#### COSA FARE:
• A. Trascrivi dall'articolo sui richiami alimentari il passo che si apre con le parole contenenti "Il ministero della" e si chiude con "riguarda l’intera produzione.".
• B. Nell'articolo sui richiami alimentari, riscrivi in forma di elenco puntato il paragrafo che inizia con "Il ministero della Salute ha pubblicato il richiamo", conservandone i fatti principali.
• C. Secondo l'articolo sui richiami alimentari, quanto alcol etilico non dichiarato conteneva il succo di arancia rossa biologico richiamato?

Una settimana di richiami alimentari ha messo sotto pressione supermercati e consumatori: gorgonzola contaminato da listeria, salami con corpi estranei, succhi fermentati, pesce con mercurio oltre i limiti, cozze con sospette contaminazioni e peperoncino con aflatossine. Una raffica di avvisi che mostra quanto la sicurezza alimentare sia diventata un fronte di vigilanza costante.

Gorgonzola dolce Dop

Il ministero della Salute ha pubblicato il richiamo di un lotto di gorgonzola dolce Dop a marchio Idal, prodotto da Granarolo Spa nello stabilimento di Casalino, in provincia di Novara. La possibile presenza di listeria monocytogenes, un batterio che può causare una forma di infezione chiamata listeriosi, ha imposto il ritiro immediato del prodotto, venduto in vaschette da 200 grammi, lotto 126G22, scadenza 05/09/2026. Il lotto era già stato richiamato da Carrefour con il marchio Tapporosso, confermando che la contaminazione riguarda l’intera produzione.

Salame e succo di frutta

Pam Panorama, Penny Market e Tigros hanno invece segnalato il richiamo di due forniture di salame Galbanetto a marchio Galbani, prodotte nello stabilimento di Melzo, in provincia di Milano. La motivazione è la possibile presenza di corpi estranei, un’anomalia che rende necessario il ritiro immediato. I lotti coinvolti sono L264173 e L265173, con Tmc 23 e 24 ottobre 2026. Stesso destino per un lotto di succo di arancia rossa biologico a marchio Il Giusto delle Arance Libera Terra per la presenza di alcol etilico non dichiarato, circa il 2 per cento in volume, generato da una fermentazione indesiderata. Il lotto coinvolto è il 160627, distribuito in alcuni punti vendita Unicoop Firenze.

#### ESTRATTO DATI:

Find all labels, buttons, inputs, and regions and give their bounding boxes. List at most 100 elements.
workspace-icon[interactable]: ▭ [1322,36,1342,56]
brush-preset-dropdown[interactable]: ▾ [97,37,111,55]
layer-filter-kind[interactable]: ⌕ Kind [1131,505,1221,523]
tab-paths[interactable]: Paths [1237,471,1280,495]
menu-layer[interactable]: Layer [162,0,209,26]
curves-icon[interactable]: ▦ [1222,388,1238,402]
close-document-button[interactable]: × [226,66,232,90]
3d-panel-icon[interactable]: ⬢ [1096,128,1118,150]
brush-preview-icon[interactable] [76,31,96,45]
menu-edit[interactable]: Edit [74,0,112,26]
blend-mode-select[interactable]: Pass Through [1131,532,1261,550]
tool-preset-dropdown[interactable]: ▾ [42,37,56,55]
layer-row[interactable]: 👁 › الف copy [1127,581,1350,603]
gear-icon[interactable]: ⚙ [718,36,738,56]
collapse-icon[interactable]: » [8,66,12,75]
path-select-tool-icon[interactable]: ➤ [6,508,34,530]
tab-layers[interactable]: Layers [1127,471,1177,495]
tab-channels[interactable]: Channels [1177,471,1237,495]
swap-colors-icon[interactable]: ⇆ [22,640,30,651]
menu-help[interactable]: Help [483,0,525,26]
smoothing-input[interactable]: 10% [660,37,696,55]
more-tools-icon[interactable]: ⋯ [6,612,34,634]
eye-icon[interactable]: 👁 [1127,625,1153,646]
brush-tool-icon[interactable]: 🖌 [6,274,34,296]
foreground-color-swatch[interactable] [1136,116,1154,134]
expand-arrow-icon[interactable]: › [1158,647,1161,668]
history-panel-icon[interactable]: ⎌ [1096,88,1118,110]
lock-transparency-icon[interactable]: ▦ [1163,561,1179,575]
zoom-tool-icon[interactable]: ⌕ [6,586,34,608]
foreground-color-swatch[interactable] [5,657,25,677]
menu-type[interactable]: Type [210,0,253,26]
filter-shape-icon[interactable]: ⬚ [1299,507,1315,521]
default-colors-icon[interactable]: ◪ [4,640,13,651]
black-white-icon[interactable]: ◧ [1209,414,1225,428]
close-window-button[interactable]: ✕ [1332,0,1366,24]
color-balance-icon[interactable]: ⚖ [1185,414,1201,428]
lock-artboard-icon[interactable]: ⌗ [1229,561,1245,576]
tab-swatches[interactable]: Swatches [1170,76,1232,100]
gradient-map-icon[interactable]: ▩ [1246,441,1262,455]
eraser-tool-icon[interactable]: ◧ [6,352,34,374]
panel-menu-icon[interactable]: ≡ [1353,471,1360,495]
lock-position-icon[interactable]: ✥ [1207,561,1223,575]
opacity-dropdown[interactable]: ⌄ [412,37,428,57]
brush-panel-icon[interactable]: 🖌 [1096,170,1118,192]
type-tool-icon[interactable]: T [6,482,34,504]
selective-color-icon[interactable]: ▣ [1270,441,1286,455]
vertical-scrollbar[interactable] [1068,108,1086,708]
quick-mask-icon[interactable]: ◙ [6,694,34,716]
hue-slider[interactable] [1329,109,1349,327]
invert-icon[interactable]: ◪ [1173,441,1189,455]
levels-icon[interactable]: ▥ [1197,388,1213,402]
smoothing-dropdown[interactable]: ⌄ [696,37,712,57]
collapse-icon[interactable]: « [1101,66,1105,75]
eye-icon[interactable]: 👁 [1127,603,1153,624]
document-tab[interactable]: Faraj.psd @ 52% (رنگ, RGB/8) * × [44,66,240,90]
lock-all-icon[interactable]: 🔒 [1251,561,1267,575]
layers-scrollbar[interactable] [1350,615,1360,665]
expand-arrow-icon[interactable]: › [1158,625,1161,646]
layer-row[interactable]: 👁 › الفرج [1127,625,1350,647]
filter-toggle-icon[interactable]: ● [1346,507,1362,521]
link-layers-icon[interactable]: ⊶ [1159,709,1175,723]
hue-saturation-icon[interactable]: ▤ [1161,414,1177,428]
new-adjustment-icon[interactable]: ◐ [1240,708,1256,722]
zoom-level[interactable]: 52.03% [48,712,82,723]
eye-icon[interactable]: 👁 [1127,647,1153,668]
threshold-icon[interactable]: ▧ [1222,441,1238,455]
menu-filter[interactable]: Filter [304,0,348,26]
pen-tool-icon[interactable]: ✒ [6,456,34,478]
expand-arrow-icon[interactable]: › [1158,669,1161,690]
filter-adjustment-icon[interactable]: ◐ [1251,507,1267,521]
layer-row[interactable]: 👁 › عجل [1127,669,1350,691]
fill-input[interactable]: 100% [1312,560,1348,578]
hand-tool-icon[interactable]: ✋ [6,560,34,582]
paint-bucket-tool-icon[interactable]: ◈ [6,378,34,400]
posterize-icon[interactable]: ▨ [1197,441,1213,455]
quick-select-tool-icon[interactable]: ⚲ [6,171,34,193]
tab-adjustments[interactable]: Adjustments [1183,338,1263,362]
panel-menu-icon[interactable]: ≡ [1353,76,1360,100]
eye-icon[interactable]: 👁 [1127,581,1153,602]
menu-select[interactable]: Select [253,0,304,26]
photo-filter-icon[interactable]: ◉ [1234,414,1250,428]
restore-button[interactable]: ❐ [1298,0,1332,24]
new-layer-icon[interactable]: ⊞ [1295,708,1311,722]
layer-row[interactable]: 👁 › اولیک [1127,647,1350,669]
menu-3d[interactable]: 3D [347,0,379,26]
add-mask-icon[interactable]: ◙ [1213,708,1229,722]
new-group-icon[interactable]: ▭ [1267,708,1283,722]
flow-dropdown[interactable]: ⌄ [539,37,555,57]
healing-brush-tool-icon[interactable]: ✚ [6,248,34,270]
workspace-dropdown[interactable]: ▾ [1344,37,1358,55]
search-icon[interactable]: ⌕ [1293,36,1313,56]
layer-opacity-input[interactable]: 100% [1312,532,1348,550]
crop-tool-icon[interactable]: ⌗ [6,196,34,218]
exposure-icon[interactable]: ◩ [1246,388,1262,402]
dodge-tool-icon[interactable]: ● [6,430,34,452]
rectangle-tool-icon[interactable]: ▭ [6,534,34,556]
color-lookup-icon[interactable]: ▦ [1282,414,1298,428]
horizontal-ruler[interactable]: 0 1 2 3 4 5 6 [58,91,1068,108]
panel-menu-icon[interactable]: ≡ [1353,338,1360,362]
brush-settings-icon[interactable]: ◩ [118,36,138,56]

#### ELENCO SOLUZIONI:
• A.
Il ministero della Salute ha pubblicato il richiamo di un lotto di gorgonzola dolce Dop a marchio Idal, prodotto da Granarolo Spa nello stabilimento di Casalino, in provincia di Novara. La possibile presenza di listeria monocytogenes, un batterio che può causare una forma di infezione chiamata listeriosi, ha imposto il ritiro immediato del prodotto, venduto in vaschette da 200 grammi, lotto 126G22, scadenza 05/09/2026. Il lotto era già stato richiamato da Carrefour con il marchio Tapporosso, confermando che la contaminazione riguarda l’intera produzione.

• B.
- Il ministero della Salute ha richiamato un lotto di gorgonzola dolce Dop a marchio Idal, prodotto da Granarolo Spa nello stabilimento di Casalino (Novara).
- Motivo: possibile presenza di listeria monocytogenes, batterio che può causare la listeriosi.
- Prodotto ritirato: vaschette da 200 grammi, lotto 126G22, scadenza 05/09/2026.
- Lo stesso lotto era già stato richiamato da Carrefour con il marchio Tapporosso, a conferma che la contaminazione riguarda l'intera produzione.

• C. Circa il 2 per cento in volume.